▸ Record excerpts:
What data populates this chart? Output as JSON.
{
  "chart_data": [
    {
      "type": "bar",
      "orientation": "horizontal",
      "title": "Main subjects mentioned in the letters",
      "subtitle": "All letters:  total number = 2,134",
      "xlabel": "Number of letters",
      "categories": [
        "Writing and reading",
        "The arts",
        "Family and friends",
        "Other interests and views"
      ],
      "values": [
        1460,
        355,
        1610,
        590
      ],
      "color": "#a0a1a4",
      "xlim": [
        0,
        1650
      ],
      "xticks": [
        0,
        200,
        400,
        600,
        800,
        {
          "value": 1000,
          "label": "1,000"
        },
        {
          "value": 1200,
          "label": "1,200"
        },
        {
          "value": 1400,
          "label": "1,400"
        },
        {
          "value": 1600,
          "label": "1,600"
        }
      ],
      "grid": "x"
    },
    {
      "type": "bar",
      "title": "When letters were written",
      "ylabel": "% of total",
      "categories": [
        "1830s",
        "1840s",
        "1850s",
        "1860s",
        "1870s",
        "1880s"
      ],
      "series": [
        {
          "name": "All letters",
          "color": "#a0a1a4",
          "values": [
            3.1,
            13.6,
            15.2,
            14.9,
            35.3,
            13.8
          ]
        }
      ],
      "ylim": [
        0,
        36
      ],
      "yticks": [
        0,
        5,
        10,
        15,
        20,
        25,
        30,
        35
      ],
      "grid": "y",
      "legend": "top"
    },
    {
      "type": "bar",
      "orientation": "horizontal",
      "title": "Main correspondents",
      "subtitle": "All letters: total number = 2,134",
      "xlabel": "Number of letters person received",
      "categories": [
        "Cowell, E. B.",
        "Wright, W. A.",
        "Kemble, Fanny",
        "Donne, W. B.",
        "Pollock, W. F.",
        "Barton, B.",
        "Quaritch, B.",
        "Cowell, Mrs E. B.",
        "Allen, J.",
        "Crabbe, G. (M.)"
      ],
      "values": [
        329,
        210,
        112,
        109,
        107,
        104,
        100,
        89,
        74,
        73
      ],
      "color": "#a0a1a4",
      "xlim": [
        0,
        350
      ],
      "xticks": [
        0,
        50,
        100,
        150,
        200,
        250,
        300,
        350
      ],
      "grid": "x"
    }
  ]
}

▸ Task details: Repeat the data exactly. Leave nothing out.

▸ Exercise answer:
What data populates this chart? Output as JSON.
{
  "chart_data": [
    {
      "type": "bar",
      "orientation": "horizontal",
      "title": "Main subjects mentioned in the letters",
      "subtitle": "All letters:  total number = 2,134",
      "xlabel": "Number of letters",
      "categories": [
        "Writing and reading",
        "The arts",
        "Family and friends",
        "Other interests and views"
      ],
      "values": [
        1460,
        355,
        1610,
        590
      ],
      "color": "#a0a1a4",
      "xlim": [
        0,
        1650
      ],
      "xticks": [
        0,
        200,
        400,
        600,
        800,
        {
          "value": 1000,
          "label": "1,000"
        },
        {
          "value": 1200,
          "label": "1,200"
        },
        {
          "value": 1400,
          "label": "1,400"
        },
        {
          "value": 1600,
          "label": "1,600"
        }
      ],
      "grid": "x"
    },
    {
      "type": "bar",
      "title": "When letters were written",
      "ylabel": "% of total",
      "categories": [
        "1830s",
        "1840s",
        "1850s",
        "1860s",
        "1870s",
        "1880s"
      ],
      "series": [
        {
          "name": "All letters",
          "color": "#a0a1a4",
          "values": [
            3.1,
            13.6,
            15.2,
            14.9,
            35.3,
            13.8
          ]
        }
      ],
      "ylim": [
        0,
        36
      ],
      "yticks": [
        0,
        5,
        10,
        15,
        20,
        25,
        30,
        35
      ],
      "grid": "y",
      "legend": "top"
    },
    {
      "type": "bar",
      "orientation": "horizontal",
      "title": "Main correspondents",
      "subtitle": "All letters: total number = 2,134",
      "xlabel": "Number of letters person received",
      "categories": [
        "Cowell, E. B.",
        "Wright, W. A.",
        "Kemble, Fanny",
        "Donne, W. B.",
        "Pollock, W. F.",
        "Barton, B.",
        "Quaritch, B.",
        "Cowell, Mrs E. B.",
        "Allen, J.",
        "Crabbe, G. (M.)"
      ],
      "values": [
        329,
        210,
        112,
        109,
        107,
        104,
        100,
        89,
        74,
        73
      ],
      "color": "#a0a1a4",
      "xlim": [
        0,
        350
      ],
      "xticks": [
        0,
        50,
        100,
        150,
        200,
        250,
        300,
        350
      ],
      "grid": "x"
    }
  ]
}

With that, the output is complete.